Data entries:
****
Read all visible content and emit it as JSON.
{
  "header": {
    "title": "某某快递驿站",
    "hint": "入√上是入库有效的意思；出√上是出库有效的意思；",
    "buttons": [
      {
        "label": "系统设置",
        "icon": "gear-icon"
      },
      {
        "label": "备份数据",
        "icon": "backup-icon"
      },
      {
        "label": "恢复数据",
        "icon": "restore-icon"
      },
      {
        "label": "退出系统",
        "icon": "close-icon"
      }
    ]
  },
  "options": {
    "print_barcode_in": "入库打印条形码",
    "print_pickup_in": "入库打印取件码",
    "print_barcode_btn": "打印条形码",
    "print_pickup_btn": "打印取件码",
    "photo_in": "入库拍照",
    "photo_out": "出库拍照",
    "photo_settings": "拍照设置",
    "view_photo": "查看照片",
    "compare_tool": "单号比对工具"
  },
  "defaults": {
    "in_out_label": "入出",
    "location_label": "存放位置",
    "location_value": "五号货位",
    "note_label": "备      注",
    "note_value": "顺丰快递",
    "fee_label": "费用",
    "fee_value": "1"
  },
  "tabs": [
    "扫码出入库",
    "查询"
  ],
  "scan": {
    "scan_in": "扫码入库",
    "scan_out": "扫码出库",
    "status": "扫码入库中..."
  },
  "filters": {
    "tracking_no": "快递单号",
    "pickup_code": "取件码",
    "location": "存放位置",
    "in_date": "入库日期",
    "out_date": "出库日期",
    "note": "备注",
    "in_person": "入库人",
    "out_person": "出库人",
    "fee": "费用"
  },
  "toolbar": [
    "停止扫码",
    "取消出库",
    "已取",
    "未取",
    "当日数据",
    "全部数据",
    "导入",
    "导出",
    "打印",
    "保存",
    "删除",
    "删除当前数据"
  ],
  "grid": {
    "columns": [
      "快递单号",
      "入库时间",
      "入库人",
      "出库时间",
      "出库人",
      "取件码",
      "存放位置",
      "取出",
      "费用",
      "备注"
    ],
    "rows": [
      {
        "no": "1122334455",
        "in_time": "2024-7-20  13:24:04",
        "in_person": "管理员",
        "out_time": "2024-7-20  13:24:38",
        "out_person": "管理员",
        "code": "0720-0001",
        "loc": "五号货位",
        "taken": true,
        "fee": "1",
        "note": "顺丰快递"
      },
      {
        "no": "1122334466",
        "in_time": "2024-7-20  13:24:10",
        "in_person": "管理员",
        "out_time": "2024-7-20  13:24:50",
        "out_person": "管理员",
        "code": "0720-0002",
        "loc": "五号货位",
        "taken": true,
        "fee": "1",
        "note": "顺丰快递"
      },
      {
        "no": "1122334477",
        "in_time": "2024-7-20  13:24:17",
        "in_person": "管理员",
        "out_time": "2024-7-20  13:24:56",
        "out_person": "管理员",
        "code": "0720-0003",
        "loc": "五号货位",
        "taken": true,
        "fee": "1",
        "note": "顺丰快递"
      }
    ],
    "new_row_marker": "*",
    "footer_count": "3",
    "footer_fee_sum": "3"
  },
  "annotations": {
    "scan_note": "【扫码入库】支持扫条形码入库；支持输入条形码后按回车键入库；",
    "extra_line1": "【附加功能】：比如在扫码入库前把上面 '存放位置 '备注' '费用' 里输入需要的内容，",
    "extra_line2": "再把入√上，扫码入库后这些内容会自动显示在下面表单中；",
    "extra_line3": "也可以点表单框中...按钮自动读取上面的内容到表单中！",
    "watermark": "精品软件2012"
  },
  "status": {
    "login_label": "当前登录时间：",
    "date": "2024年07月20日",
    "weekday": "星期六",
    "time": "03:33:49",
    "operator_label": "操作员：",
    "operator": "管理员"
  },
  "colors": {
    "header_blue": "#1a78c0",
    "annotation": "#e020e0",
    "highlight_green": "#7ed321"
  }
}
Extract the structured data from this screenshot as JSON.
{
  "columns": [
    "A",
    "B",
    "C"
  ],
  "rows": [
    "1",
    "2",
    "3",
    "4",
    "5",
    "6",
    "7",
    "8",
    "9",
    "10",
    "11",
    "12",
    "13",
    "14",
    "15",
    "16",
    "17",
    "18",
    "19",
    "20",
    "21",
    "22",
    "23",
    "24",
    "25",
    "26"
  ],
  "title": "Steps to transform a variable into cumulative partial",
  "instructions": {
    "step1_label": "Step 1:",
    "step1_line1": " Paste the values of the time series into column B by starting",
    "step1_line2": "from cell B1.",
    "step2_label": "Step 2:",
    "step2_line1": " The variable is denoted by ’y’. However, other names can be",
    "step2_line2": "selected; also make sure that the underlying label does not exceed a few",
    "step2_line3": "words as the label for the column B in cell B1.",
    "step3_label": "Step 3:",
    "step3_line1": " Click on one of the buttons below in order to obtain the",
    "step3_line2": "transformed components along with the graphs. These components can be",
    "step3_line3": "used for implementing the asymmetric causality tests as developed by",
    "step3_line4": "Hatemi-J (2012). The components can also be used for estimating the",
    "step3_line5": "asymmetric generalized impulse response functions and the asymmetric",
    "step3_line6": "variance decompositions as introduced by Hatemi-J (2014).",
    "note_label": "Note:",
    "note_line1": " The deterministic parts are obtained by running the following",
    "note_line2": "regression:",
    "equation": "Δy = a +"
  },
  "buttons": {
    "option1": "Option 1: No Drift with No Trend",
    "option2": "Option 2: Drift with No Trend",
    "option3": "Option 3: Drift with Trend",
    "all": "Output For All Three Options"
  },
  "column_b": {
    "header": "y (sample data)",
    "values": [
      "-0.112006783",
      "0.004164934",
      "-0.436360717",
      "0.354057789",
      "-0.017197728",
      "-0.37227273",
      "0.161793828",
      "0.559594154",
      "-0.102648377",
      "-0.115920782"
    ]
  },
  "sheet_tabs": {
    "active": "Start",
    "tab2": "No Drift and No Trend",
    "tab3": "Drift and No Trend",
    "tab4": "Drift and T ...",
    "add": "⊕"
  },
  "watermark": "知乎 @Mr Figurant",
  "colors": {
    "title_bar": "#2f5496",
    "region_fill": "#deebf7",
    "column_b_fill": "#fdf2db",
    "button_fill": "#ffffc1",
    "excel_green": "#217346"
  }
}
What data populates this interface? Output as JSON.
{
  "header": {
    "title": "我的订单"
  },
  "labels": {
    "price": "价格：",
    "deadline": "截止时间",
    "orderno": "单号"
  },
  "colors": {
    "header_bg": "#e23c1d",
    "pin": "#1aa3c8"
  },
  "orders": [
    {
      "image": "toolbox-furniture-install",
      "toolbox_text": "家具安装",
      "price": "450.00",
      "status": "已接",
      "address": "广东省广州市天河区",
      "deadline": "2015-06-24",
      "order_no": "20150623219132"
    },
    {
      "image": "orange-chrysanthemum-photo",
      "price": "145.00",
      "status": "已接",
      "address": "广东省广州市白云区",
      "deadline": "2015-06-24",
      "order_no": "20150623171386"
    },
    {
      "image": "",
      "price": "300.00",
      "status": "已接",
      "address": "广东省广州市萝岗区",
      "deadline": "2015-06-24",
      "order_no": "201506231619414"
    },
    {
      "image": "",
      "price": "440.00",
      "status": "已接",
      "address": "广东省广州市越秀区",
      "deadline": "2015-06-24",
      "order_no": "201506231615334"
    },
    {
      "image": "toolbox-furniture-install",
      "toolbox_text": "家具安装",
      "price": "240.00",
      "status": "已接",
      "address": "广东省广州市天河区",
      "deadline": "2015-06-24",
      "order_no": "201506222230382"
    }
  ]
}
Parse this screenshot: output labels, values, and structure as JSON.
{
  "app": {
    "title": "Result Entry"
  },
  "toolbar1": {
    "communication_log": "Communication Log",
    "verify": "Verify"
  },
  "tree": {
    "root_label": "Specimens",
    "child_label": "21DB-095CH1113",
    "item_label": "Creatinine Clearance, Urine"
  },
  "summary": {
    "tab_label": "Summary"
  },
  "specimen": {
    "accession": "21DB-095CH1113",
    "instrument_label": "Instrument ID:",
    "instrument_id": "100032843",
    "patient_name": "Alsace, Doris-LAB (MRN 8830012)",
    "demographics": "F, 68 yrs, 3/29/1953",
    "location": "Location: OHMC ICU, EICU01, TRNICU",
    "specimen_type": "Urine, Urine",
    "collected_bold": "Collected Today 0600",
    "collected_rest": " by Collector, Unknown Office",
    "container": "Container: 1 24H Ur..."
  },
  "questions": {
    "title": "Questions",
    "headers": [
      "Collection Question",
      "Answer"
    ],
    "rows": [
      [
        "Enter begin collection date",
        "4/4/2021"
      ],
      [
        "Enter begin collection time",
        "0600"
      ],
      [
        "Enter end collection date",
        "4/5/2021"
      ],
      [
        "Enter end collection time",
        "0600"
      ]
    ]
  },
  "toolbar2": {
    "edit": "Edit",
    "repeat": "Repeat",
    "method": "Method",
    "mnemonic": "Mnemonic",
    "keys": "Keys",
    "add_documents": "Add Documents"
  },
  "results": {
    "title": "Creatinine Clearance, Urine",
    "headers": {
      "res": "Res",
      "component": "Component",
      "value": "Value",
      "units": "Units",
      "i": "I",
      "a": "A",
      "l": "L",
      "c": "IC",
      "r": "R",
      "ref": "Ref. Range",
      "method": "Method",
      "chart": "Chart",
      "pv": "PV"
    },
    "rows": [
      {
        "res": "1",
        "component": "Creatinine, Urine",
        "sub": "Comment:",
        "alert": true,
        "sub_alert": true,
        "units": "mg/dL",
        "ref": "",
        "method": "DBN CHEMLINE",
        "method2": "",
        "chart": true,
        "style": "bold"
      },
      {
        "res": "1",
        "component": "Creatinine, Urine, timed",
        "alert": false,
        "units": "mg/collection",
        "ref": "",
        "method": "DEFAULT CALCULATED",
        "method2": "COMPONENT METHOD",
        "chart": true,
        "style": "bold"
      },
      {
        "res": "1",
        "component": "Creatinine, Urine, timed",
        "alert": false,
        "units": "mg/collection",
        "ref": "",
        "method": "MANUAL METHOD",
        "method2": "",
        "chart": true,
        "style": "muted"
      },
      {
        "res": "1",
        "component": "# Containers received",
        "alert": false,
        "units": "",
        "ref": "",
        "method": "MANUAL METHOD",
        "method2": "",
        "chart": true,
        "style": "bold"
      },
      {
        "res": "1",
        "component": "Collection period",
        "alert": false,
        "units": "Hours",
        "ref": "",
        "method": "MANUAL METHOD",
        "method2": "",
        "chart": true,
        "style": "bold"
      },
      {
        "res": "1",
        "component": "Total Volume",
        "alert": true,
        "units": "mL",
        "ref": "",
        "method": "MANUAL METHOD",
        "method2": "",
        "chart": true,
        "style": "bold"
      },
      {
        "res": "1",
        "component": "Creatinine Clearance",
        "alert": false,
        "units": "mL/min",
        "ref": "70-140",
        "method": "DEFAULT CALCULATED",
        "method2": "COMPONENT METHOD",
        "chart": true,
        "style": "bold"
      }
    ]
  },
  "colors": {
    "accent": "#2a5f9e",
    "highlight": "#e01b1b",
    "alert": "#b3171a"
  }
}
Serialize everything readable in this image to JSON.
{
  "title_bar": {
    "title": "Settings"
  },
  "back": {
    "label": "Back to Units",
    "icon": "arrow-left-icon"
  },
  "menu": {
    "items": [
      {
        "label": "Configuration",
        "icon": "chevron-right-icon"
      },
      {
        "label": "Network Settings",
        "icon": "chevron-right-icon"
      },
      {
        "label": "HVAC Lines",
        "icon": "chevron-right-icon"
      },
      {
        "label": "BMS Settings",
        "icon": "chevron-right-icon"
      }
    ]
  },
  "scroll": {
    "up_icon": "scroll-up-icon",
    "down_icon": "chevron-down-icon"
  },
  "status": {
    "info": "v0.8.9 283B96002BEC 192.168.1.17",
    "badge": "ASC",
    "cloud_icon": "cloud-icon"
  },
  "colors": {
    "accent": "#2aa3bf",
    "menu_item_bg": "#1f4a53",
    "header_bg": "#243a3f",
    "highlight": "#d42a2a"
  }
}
****
▶ WHAT YOU HAVE TO DO
Search the records for the word "labels". Copy every line that has it.

▶ SOLUTION TO THE EXERCISE
  "labels": {
Parse this screenshot: output labels, values, and structure as JSON.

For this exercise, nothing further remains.